Figure collection entries
+ + + + + + +

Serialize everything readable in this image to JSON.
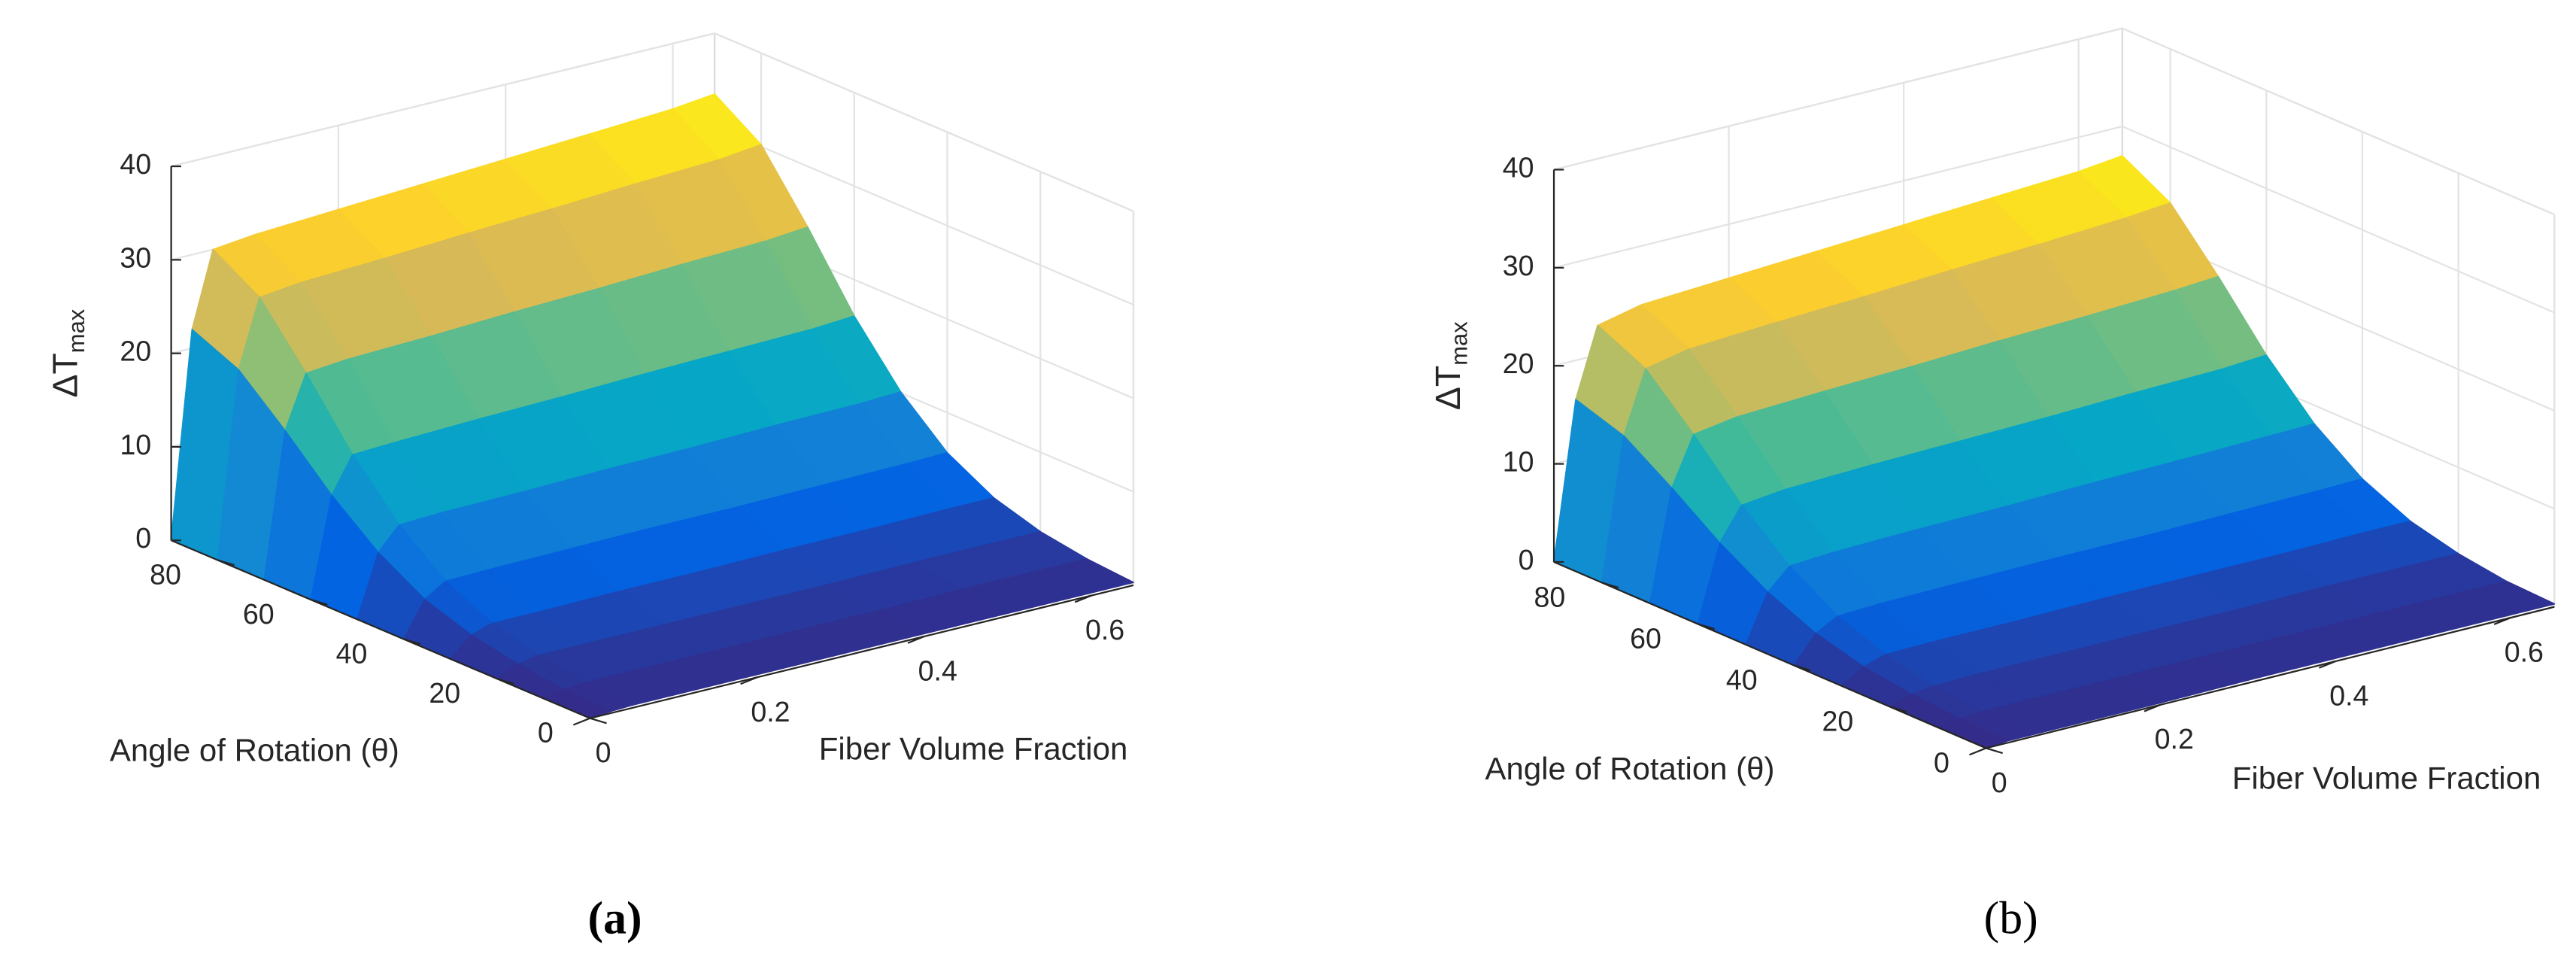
{
  "chart_data": [
    {
      "type": "surface",
      "panel_label": "(a)",
      "xlabel": "Fiber Volume Fraction",
      "ylabel": "Angle of Rotation (θ)",
      "zlabel": "ΔT",
      "zlabel_sub": "max",
      "x": [
        0,
        0.025,
        0.05,
        0.1,
        0.2,
        0.3,
        0.4,
        0.5,
        0.6,
        0.65
      ],
      "y": [
        0,
        10,
        20,
        30,
        40,
        50,
        60,
        70,
        80,
        90
      ],
      "z": [
        [
          0,
          0.2,
          0.3,
          0.3,
          0.3,
          0.3,
          0.3,
          0.3,
          0.3,
          0.3
        ],
        [
          0,
          0.4,
          0.6,
          0.6,
          0.6,
          0.6,
          0.6,
          0.7,
          0.7,
          0.7
        ],
        [
          0,
          1.0,
          1.4,
          1.4,
          1.4,
          1.4,
          1.4,
          1.5,
          1.5,
          1.5
        ],
        [
          0,
          2.0,
          2.7,
          2.7,
          2.8,
          2.8,
          2.9,
          2.9,
          3.0,
          3.0
        ],
        [
          0,
          3.7,
          5.1,
          5.2,
          5.3,
          5.4,
          5.4,
          5.5,
          5.6,
          5.7
        ],
        [
          0,
          6.6,
          9.0,
          9.2,
          9.3,
          9.5,
          9.6,
          9.8,
          9.9,
          10.1
        ],
        [
          0,
          10.6,
          14.4,
          14.6,
          14.9,
          15.1,
          15.4,
          15.6,
          15.8,
          16.1
        ],
        [
          0,
          15.4,
          21.0,
          21.4,
          21.7,
          22.1,
          22.4,
          22.8,
          23.1,
          23.5
        ],
        [
          0,
          19.8,
          27.0,
          27.5,
          27.9,
          28.4,
          28.8,
          29.3,
          29.7,
          30.2
        ],
        [
          0,
          22,
          30,
          30.5,
          31,
          31.5,
          32,
          32.5,
          33,
          33.5
        ]
      ],
      "xlim": [
        0,
        0.65
      ],
      "ylim": [
        0,
        90
      ],
      "zlim": [
        0,
        40
      ],
      "xticks": [
        0,
        0.2,
        0.4,
        0.6
      ],
      "yticks": [
        0,
        20,
        40,
        60,
        80
      ],
      "zticks": [
        0,
        10,
        20,
        30,
        40
      ],
      "grid": true,
      "colormap": [
        "#352a87",
        "#0363e1",
        "#1485d4",
        "#06a7c6",
        "#38b99e",
        "#92bf73",
        "#d9ba56",
        "#fcce2e",
        "#f9fb0e"
      ]
    },
    {
      "type": "surface",
      "panel_label": "(b)",
      "xlabel": "Fiber Volume Fraction",
      "ylabel": "Angle of Rotation (θ)",
      "zlabel": "ΔT",
      "zlabel_sub": "max",
      "x": [
        0,
        0.025,
        0.05,
        0.1,
        0.2,
        0.3,
        0.4,
        0.5,
        0.6,
        0.65
      ],
      "y": [
        0,
        10,
        20,
        30,
        40,
        50,
        60,
        70,
        80,
        90
      ],
      "z": [
        [
          0,
          0.2,
          0.2,
          0.2,
          0.2,
          0.3,
          0.3,
          0.3,
          0.3,
          0.3
        ],
        [
          0,
          0.3,
          0.5,
          0.5,
          0.5,
          0.5,
          0.5,
          0.5,
          0.5,
          0.5
        ],
        [
          0,
          0.7,
          1.0,
          1.1,
          1.1,
          1.1,
          1.1,
          1.2,
          1.2,
          1.2
        ],
        [
          0,
          1.4,
          2.1,
          2.2,
          2.2,
          2.3,
          2.3,
          2.3,
          2.4,
          2.4
        ],
        [
          0,
          2.7,
          3.9,
          4.1,
          4.2,
          4.3,
          4.3,
          4.4,
          4.5,
          4.6
        ],
        [
          0,
          4.8,
          6.9,
          7.2,
          7.4,
          7.5,
          7.7,
          7.8,
          8.0,
          8.1
        ],
        [
          0,
          7.7,
          11.0,
          11.5,
          11.8,
          12.0,
          12.2,
          12.5,
          12.7,
          13.0
        ],
        [
          0,
          11.2,
          16.1,
          16.8,
          17.2,
          17.5,
          17.9,
          18.2,
          18.6,
          18.9
        ],
        [
          0,
          14.4,
          20.7,
          21.6,
          22.1,
          22.5,
          23.0,
          23.4,
          23.9,
          24.3
        ],
        [
          0,
          16,
          23,
          24,
          24.5,
          25,
          25.5,
          26,
          26.5,
          27
        ]
      ],
      "xlim": [
        0,
        0.65
      ],
      "ylim": [
        0,
        90
      ],
      "zlim": [
        0,
        40
      ],
      "xticks": [
        0,
        0.2,
        0.4,
        0.6
      ],
      "yticks": [
        0,
        20,
        40,
        60,
        80
      ],
      "zticks": [
        0,
        10,
        20,
        30,
        40
      ],
      "grid": true,
      "colormap": [
        "#352a87",
        "#0363e1",
        "#1485d4",
        "#06a7c6",
        "#38b99e",
        "#92bf73",
        "#d9ba56",
        "#fcce2e",
        "#f9fb0e"
      ]
    }
  ]
}
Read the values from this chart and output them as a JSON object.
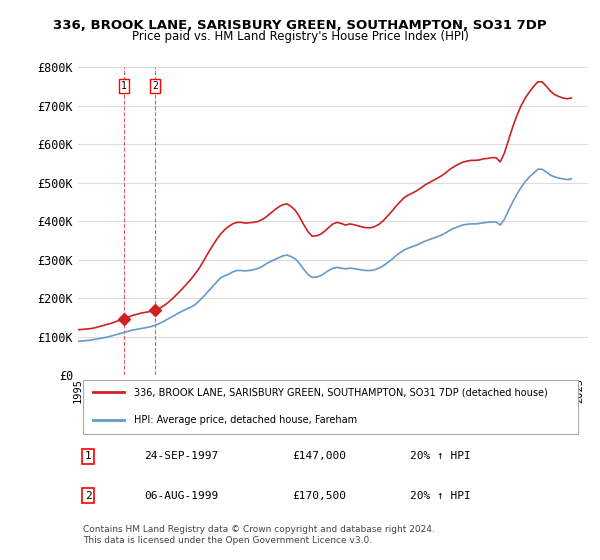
{
  "title": "336, BROOK LANE, SARISBURY GREEN, SOUTHAMPTON, SO31 7DP",
  "subtitle": "Price paid vs. HM Land Registry's House Price Index (HPI)",
  "xlabel": "",
  "ylabel": "",
  "ylim": [
    0,
    800000
  ],
  "yticks": [
    0,
    100000,
    200000,
    300000,
    400000,
    500000,
    600000,
    700000,
    800000
  ],
  "ytick_labels": [
    "£0",
    "£100K",
    "£200K",
    "£300K",
    "£400K",
    "£500K",
    "£600K",
    "£700K",
    "£800K"
  ],
  "xlim_start": 1995.0,
  "xlim_end": 2025.5,
  "background_color": "#ffffff",
  "grid_color": "#dddddd",
  "hpi_color": "#6699cc",
  "price_color": "#cc2222",
  "transactions": [
    {
      "year": 1997.73,
      "price": 147000,
      "label": "1"
    },
    {
      "year": 1999.59,
      "price": 170500,
      "label": "2"
    }
  ],
  "transaction_table": [
    {
      "num": "1",
      "date": "24-SEP-1997",
      "price": "£147,000",
      "hpi": "20% ↑ HPI"
    },
    {
      "num": "2",
      "date": "06-AUG-1999",
      "price": "£170,500",
      "hpi": "20% ↑ HPI"
    }
  ],
  "legend_line1": "336, BROOK LANE, SARISBURY GREEN, SOUTHAMPTON, SO31 7DP (detached house)",
  "legend_line2": "HPI: Average price, detached house, Fareham",
  "copyright": "Contains HM Land Registry data © Crown copyright and database right 2024.\nThis data is licensed under the Open Government Licence v3.0.",
  "hpi_data_x": [
    1995.0,
    1995.25,
    1995.5,
    1995.75,
    1996.0,
    1996.25,
    1996.5,
    1996.75,
    1997.0,
    1997.25,
    1997.5,
    1997.75,
    1998.0,
    1998.25,
    1998.5,
    1998.75,
    1999.0,
    1999.25,
    1999.5,
    1999.75,
    2000.0,
    2000.25,
    2000.5,
    2000.75,
    2001.0,
    2001.25,
    2001.5,
    2001.75,
    2002.0,
    2002.25,
    2002.5,
    2002.75,
    2003.0,
    2003.25,
    2003.5,
    2003.75,
    2004.0,
    2004.25,
    2004.5,
    2004.75,
    2005.0,
    2005.25,
    2005.5,
    2005.75,
    2006.0,
    2006.25,
    2006.5,
    2006.75,
    2007.0,
    2007.25,
    2007.5,
    2007.75,
    2008.0,
    2008.25,
    2008.5,
    2008.75,
    2009.0,
    2009.25,
    2009.5,
    2009.75,
    2010.0,
    2010.25,
    2010.5,
    2010.75,
    2011.0,
    2011.25,
    2011.5,
    2011.75,
    2012.0,
    2012.25,
    2012.5,
    2012.75,
    2013.0,
    2013.25,
    2013.5,
    2013.75,
    2014.0,
    2014.25,
    2014.5,
    2014.75,
    2015.0,
    2015.25,
    2015.5,
    2015.75,
    2016.0,
    2016.25,
    2016.5,
    2016.75,
    2017.0,
    2017.25,
    2017.5,
    2017.75,
    2018.0,
    2018.25,
    2018.5,
    2018.75,
    2019.0,
    2019.25,
    2019.5,
    2019.75,
    2020.0,
    2020.25,
    2020.5,
    2020.75,
    2021.0,
    2021.25,
    2021.5,
    2021.75,
    2022.0,
    2022.25,
    2022.5,
    2022.75,
    2023.0,
    2023.25,
    2023.5,
    2023.75,
    2024.0,
    2024.25,
    2024.5
  ],
  "hpi_data_y": [
    88000,
    89000,
    90000,
    91000,
    93000,
    95000,
    97000,
    99000,
    102000,
    105000,
    108000,
    111000,
    114000,
    117000,
    119000,
    121000,
    123000,
    125000,
    128000,
    132000,
    137000,
    143000,
    149000,
    155000,
    161000,
    167000,
    172000,
    177000,
    183000,
    193000,
    204000,
    216000,
    228000,
    240000,
    252000,
    258000,
    262000,
    268000,
    272000,
    272000,
    271000,
    272000,
    274000,
    277000,
    282000,
    289000,
    295000,
    300000,
    305000,
    310000,
    312000,
    308000,
    302000,
    290000,
    275000,
    262000,
    254000,
    255000,
    258000,
    265000,
    272000,
    278000,
    280000,
    278000,
    276000,
    278000,
    277000,
    275000,
    273000,
    272000,
    272000,
    274000,
    278000,
    284000,
    292000,
    300000,
    310000,
    318000,
    325000,
    330000,
    334000,
    338000,
    343000,
    348000,
    352000,
    356000,
    360000,
    364000,
    370000,
    377000,
    382000,
    386000,
    390000,
    392000,
    393000,
    393000,
    394000,
    396000,
    397000,
    398000,
    398000,
    390000,
    405000,
    428000,
    450000,
    470000,
    488000,
    503000,
    515000,
    525000,
    535000,
    535000,
    528000,
    520000,
    515000,
    512000,
    510000,
    508000,
    510000
  ],
  "price_data_x": [
    1995.0,
    1995.25,
    1995.5,
    1995.75,
    1996.0,
    1996.25,
    1996.5,
    1996.75,
    1997.0,
    1997.25,
    1997.5,
    1997.75,
    1998.0,
    1998.25,
    1998.5,
    1998.75,
    1999.0,
    1999.25,
    1999.5,
    1999.75,
    2000.0,
    2000.25,
    2000.5,
    2000.75,
    2001.0,
    2001.25,
    2001.5,
    2001.75,
    2002.0,
    2002.25,
    2002.5,
    2002.75,
    2003.0,
    2003.25,
    2003.5,
    2003.75,
    2004.0,
    2004.25,
    2004.5,
    2004.75,
    2005.0,
    2005.25,
    2005.5,
    2005.75,
    2006.0,
    2006.25,
    2006.5,
    2006.75,
    2007.0,
    2007.25,
    2007.5,
    2007.75,
    2008.0,
    2008.25,
    2008.5,
    2008.75,
    2009.0,
    2009.25,
    2009.5,
    2009.75,
    2010.0,
    2010.25,
    2010.5,
    2010.75,
    2011.0,
    2011.25,
    2011.5,
    2011.75,
    2012.0,
    2012.25,
    2012.5,
    2012.75,
    2013.0,
    2013.25,
    2013.5,
    2013.75,
    2014.0,
    2014.25,
    2014.5,
    2014.75,
    2015.0,
    2015.25,
    2015.5,
    2015.75,
    2016.0,
    2016.25,
    2016.5,
    2016.75,
    2017.0,
    2017.25,
    2017.5,
    2017.75,
    2018.0,
    2018.25,
    2018.5,
    2018.75,
    2019.0,
    2019.25,
    2019.5,
    2019.75,
    2020.0,
    2020.25,
    2020.5,
    2020.75,
    2021.0,
    2021.25,
    2021.5,
    2021.75,
    2022.0,
    2022.25,
    2022.5,
    2022.75,
    2023.0,
    2023.25,
    2023.5,
    2023.75,
    2024.0,
    2024.25,
    2024.5
  ],
  "price_data_y": [
    118000,
    119000,
    120000,
    121000,
    123000,
    126000,
    129000,
    132000,
    135000,
    139000,
    143000,
    147000,
    151000,
    155000,
    158000,
    161000,
    163000,
    165000,
    168000,
    172000,
    177000,
    184000,
    193000,
    203000,
    214000,
    225000,
    237000,
    249000,
    263000,
    278000,
    296000,
    315000,
    333000,
    350000,
    365000,
    377000,
    386000,
    393000,
    397000,
    397000,
    395000,
    396000,
    397000,
    399000,
    404000,
    411000,
    420000,
    429000,
    437000,
    443000,
    445000,
    438000,
    428000,
    411000,
    391000,
    373000,
    361000,
    362000,
    366000,
    374000,
    384000,
    393000,
    397000,
    394000,
    390000,
    393000,
    391000,
    388000,
    385000,
    383000,
    383000,
    386000,
    392000,
    401000,
    413000,
    425000,
    438000,
    450000,
    461000,
    468000,
    473000,
    479000,
    486000,
    494000,
    500000,
    506000,
    512000,
    518000,
    526000,
    535000,
    542000,
    548000,
    553000,
    556000,
    558000,
    558000,
    559000,
    562000,
    563000,
    565000,
    565000,
    554000,
    577000,
    611000,
    645000,
    675000,
    700000,
    720000,
    736000,
    750000,
    762000,
    762000,
    751000,
    738000,
    729000,
    724000,
    720000,
    718000,
    720000
  ]
}
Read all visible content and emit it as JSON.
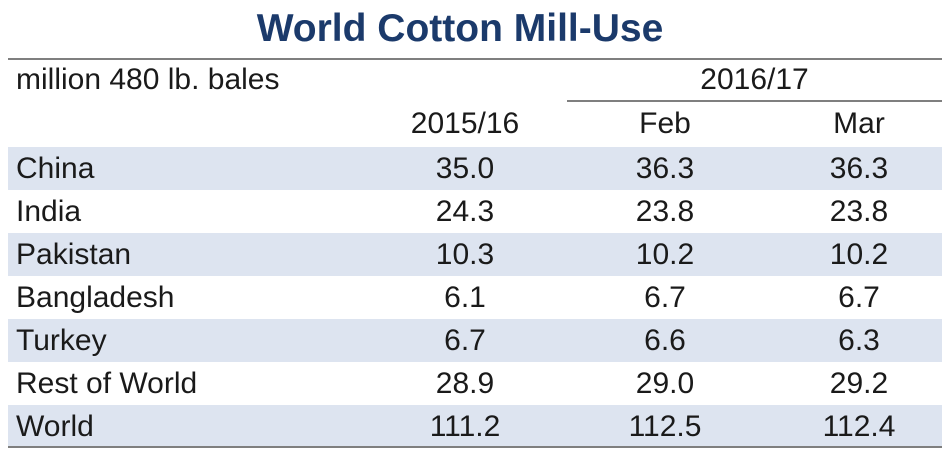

+ + + + + + +

What is needed: Filter the entries and copy out every line with the word "SARISBURY".

Answer in full:
  "title": "336, BROOK LANE, SARISBURY GREEN, SOUTHAMPTON, SO31 7DP",
  "legend_line1": "336, BROOK LANE, SARISBURY GREEN, SOUTHAMPTON, SO31 7DP (detached house)",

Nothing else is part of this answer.